Exactly as they appear, output all of the records. Skip any images.

[Recorded data]
---

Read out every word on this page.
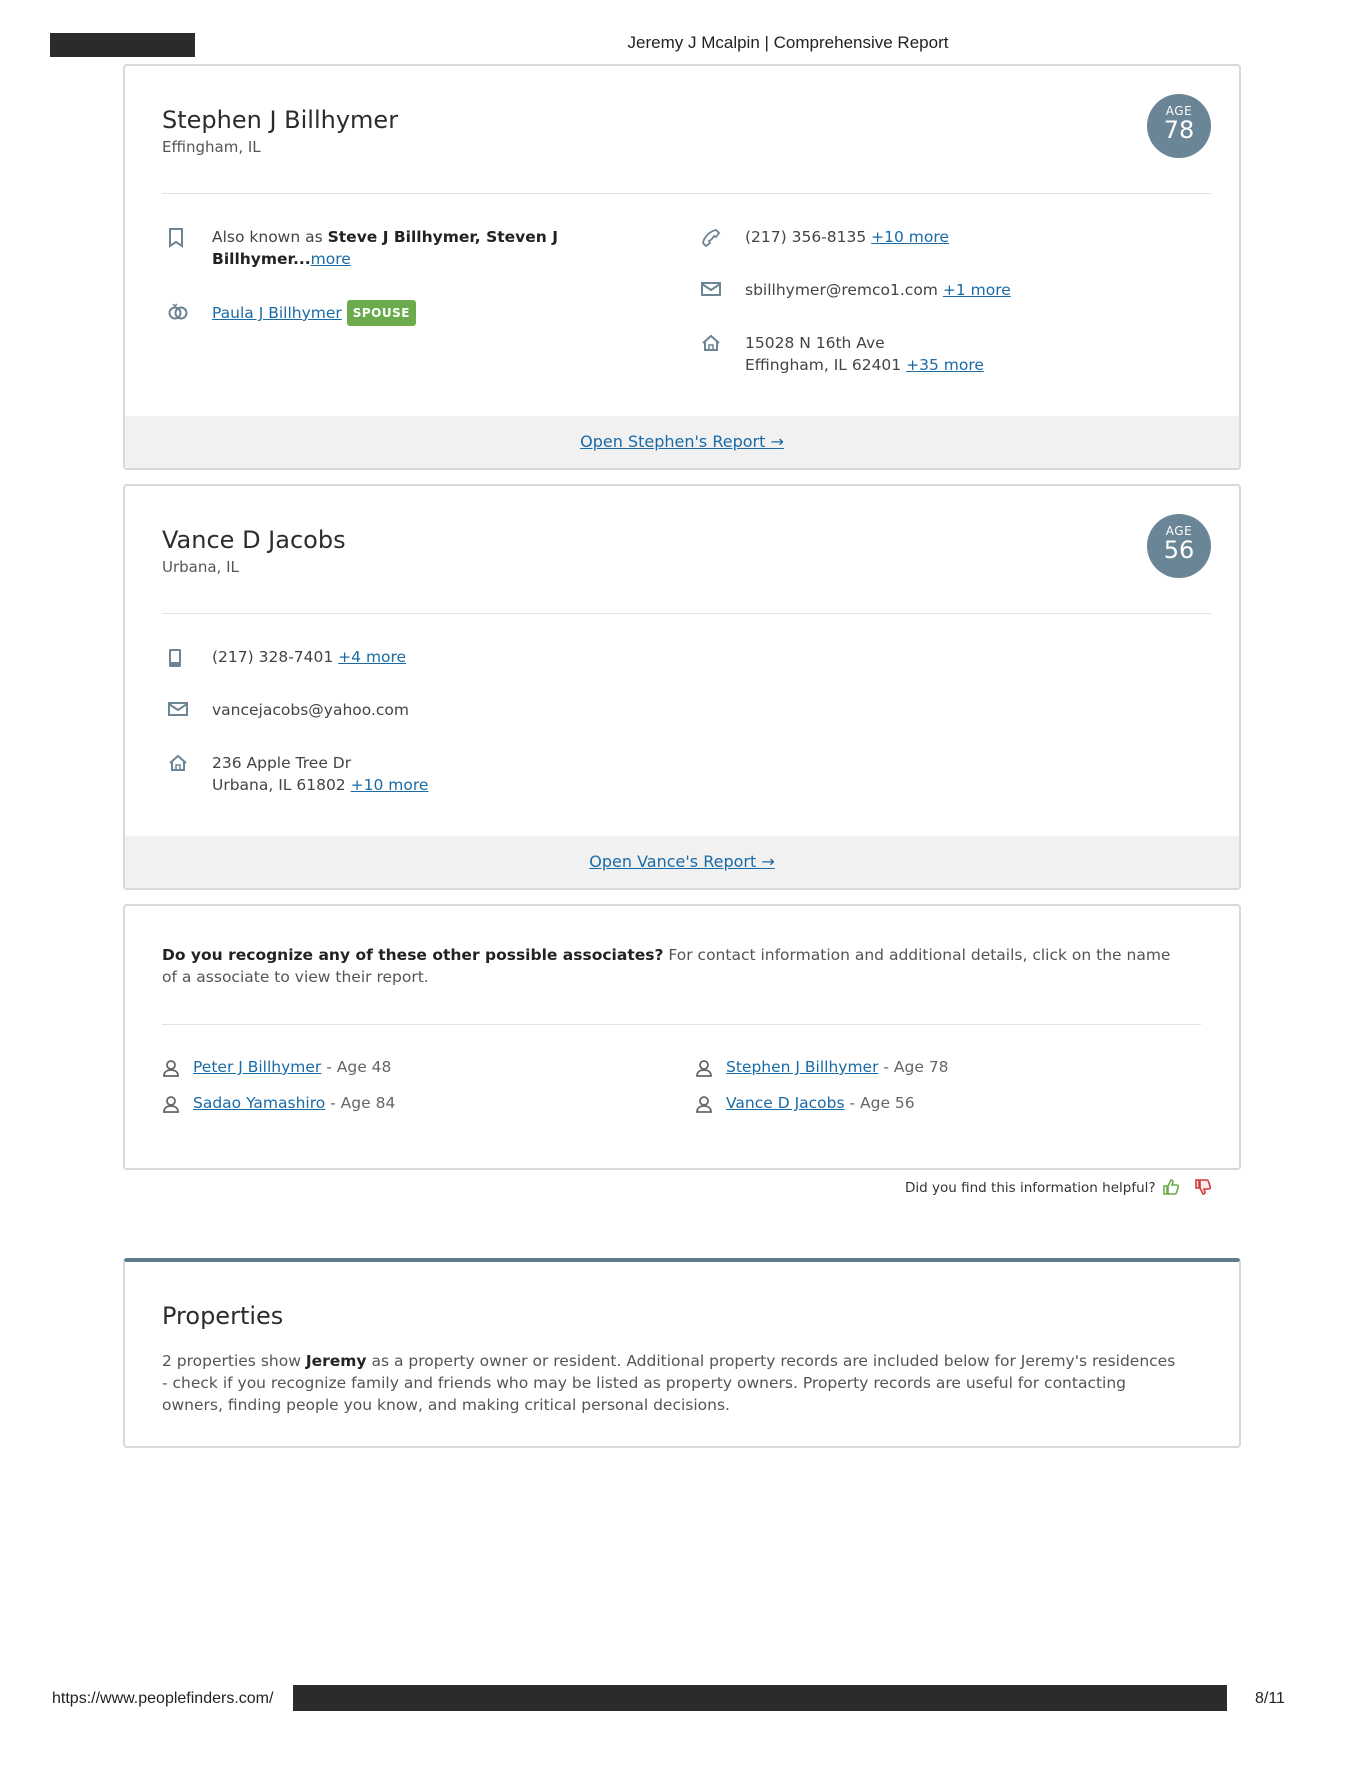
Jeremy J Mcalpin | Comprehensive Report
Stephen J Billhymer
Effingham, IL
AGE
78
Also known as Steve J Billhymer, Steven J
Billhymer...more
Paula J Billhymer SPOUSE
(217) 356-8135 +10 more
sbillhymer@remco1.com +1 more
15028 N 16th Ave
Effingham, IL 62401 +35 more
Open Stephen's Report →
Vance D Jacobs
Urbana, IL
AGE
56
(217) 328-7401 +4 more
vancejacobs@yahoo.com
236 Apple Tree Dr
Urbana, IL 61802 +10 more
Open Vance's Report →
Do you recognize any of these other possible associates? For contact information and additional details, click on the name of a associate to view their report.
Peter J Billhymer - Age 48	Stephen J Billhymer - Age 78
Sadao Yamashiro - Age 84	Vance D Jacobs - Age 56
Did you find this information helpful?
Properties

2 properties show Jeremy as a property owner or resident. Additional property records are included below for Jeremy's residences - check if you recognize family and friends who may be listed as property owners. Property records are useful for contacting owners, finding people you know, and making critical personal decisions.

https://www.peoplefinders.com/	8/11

---

SOLUTION FOR THIS PROBLEM:
Read out every word on this page.
Jeremy J Mcalpin | Comprehensive Report
Stephen J Billhymer
Effingham, IL
AGE
78
Also known as Steve J Billhymer, Steven J
Billhymer...more
Paula J Billhymer SPOUSE
(217) 356-8135 +10 more
sbillhymer@remco1.com +1 more
15028 N 16th Ave
Effingham, IL 62401 +35 more
Open Stephen's Report →
Vance D Jacobs
Urbana, IL
AGE
56
(217) 328-7401 +4 more
vancejacobs@yahoo.com
236 Apple Tree Dr
Urbana, IL 61802 +10 more
Open Vance's Report →
Do you recognize any of these other possible associates? For contact information and additional details, click on the name of a associate to view their report.
Peter J Billhymer - Age 48	Stephen J Billhymer - Age 78
Sadao Yamashiro - Age 84	Vance D Jacobs - Age 56
Did you find this information helpful?
Properties

2 properties show Jeremy as a property owner or resident. Additional property records are included below for Jeremy's residences - check if you recognize family and friends who may be listed as property owners. Property records are useful for contacting owners, finding people you know, and making critical personal decisions.

https://www.peoplefinders.com/	8/11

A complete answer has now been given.